THE REQUEST >> Reproduce each record below exactly as written.

Recorded data
◆ ◆ ◆
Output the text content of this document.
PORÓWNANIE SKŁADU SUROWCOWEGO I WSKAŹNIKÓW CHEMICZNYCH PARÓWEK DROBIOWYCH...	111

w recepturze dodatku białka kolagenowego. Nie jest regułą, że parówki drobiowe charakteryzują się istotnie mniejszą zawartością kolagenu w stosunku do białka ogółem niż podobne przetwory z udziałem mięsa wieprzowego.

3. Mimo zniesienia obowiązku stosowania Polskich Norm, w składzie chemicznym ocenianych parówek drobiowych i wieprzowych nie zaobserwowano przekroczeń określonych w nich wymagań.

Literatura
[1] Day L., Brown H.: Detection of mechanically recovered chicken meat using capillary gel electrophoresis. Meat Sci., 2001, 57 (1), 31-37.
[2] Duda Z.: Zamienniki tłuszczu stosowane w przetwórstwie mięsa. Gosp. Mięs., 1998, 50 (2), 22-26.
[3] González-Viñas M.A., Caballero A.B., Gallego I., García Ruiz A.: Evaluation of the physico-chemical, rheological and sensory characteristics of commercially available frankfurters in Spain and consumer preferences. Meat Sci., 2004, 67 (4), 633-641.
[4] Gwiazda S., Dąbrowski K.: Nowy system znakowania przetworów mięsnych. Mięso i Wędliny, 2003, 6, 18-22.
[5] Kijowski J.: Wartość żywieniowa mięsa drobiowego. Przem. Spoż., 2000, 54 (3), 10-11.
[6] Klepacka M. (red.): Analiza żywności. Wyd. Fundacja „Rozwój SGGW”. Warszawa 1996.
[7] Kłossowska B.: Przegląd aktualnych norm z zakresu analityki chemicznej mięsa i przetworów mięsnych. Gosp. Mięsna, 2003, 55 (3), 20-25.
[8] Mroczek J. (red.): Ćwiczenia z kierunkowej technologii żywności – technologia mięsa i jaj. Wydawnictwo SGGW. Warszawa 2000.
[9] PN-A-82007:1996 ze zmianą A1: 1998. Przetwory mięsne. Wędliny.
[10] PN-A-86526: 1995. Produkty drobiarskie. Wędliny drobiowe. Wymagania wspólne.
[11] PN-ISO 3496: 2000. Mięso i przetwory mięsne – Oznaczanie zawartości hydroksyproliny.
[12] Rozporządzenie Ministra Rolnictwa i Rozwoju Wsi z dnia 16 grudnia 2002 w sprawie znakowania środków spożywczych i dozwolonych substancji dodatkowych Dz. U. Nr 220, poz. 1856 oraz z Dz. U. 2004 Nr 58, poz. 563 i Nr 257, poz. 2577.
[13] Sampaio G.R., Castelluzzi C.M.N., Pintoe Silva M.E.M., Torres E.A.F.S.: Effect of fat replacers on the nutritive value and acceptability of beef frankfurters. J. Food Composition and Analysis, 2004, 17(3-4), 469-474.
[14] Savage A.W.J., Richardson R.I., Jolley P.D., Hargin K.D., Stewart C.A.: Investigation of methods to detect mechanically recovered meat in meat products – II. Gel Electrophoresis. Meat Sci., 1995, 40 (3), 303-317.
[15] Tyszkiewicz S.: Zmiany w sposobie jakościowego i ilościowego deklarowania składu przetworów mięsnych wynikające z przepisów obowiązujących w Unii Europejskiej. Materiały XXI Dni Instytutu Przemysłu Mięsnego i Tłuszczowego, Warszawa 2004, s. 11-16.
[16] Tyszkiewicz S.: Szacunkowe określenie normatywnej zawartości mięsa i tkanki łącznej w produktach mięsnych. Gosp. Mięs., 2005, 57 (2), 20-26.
◆ ◆ ◆
RESPONSE TO THIS EXERCISE >>
Output the text content of this document.
PORÓWNANIE SKŁADU SUROWCOWEGO I WSKAŹNIKÓW CHEMICZNYCH PARÓWEK DROBIOWYCH...	111

w recepturze dodatku białka kolagenowego. Nie jest regułą, że parówki drobiowe charakteryzują się istotnie mniejszą zawartością kolagenu w stosunku do białka ogółem niż podobne przetwory z udziałem mięsa wieprzowego.

3. Mimo zniesienia obowiązku stosowania Polskich Norm, w składzie chemicznym ocenianych parówek drobiowych i wieprzowych nie zaobserwowano przekroczeń określonych w nich wymagań.

Literatura
[1] Day L., Brown H.: Detection of mechanically recovered chicken meat using capillary gel electrophoresis. Meat Sci., 2001, 57 (1), 31-37.
[2] Duda Z.: Zamienniki tłuszczu stosowane w przetwórstwie mięsa. Gosp. Mięs., 1998, 50 (2), 22-26.
[3] González-Viñas M.A., Caballero A.B., Gallego I., García Ruiz A.: Evaluation of the physico-chemical, rheological and sensory characteristics of commercially available frankfurters in Spain and consumer preferences. Meat Sci., 2004, 67 (4), 633-641.
[4] Gwiazda S., Dąbrowski K.: Nowy system znakowania przetworów mięsnych. Mięso i Wędliny, 2003, 6, 18-22.
[5] Kijowski J.: Wartość żywieniowa mięsa drobiowego. Przem. Spoż., 2000, 54 (3), 10-11.
[6] Klepacka M. (red.): Analiza żywności. Wyd. Fundacja „Rozwój SGGW”. Warszawa 1996.
[7] Kłossowska B.: Przegląd aktualnych norm z zakresu analityki chemicznej mięsa i przetworów mięsnych. Gosp. Mięsna, 2003, 55 (3), 20-25.
[8] Mroczek J. (red.): Ćwiczenia z kierunkowej technologii żywności – technologia mięsa i jaj. Wydawnictwo SGGW. Warszawa 2000.
[9] PN-A-82007:1996 ze zmianą A1: 1998. Przetwory mięsne. Wędliny.
[10] PN-A-86526: 1995. Produkty drobiarskie. Wędliny drobiowe. Wymagania wspólne.
[11] PN-ISO 3496: 2000. Mięso i przetwory mięsne – Oznaczanie zawartości hydroksyproliny.
[12] Rozporządzenie Ministra Rolnictwa i Rozwoju Wsi z dnia 16 grudnia 2002 w sprawie znakowania środków spożywczych i dozwolonych substancji dodatkowych Dz. U. Nr 220, poz. 1856 oraz z Dz. U. 2004 Nr 58, poz. 563 i Nr 257, poz. 2577.
[13] Sampaio G.R., Castelluzzi C.M.N., Pintoe Silva M.E.M., Torres E.A.F.S.: Effect of fat replacers on the nutritive value and acceptability of beef frankfurters. J. Food Composition and Analysis, 2004, 17(3-4), 469-474.
[14] Savage A.W.J., Richardson R.I., Jolley P.D., Hargin K.D., Stewart C.A.: Investigation of methods to detect mechanically recovered meat in meat products – II. Gel Electrophoresis. Meat Sci., 1995, 40 (3), 303-317.
[15] Tyszkiewicz S.: Zmiany w sposobie jakościowego i ilościowego deklarowania składu przetworów mięsnych wynikające z przepisów obowiązujących w Unii Europejskiej. Materiały XXI Dni Instytutu Przemysłu Mięsnego i Tłuszczowego, Warszawa 2004, s. 11-16.
[16] Tyszkiewicz S.: Szacunkowe określenie normatywnej zawartości mięsa i tkanki łącznej w produktach mięsnych. Gosp. Mięs., 2005, 57 (2), 20-26.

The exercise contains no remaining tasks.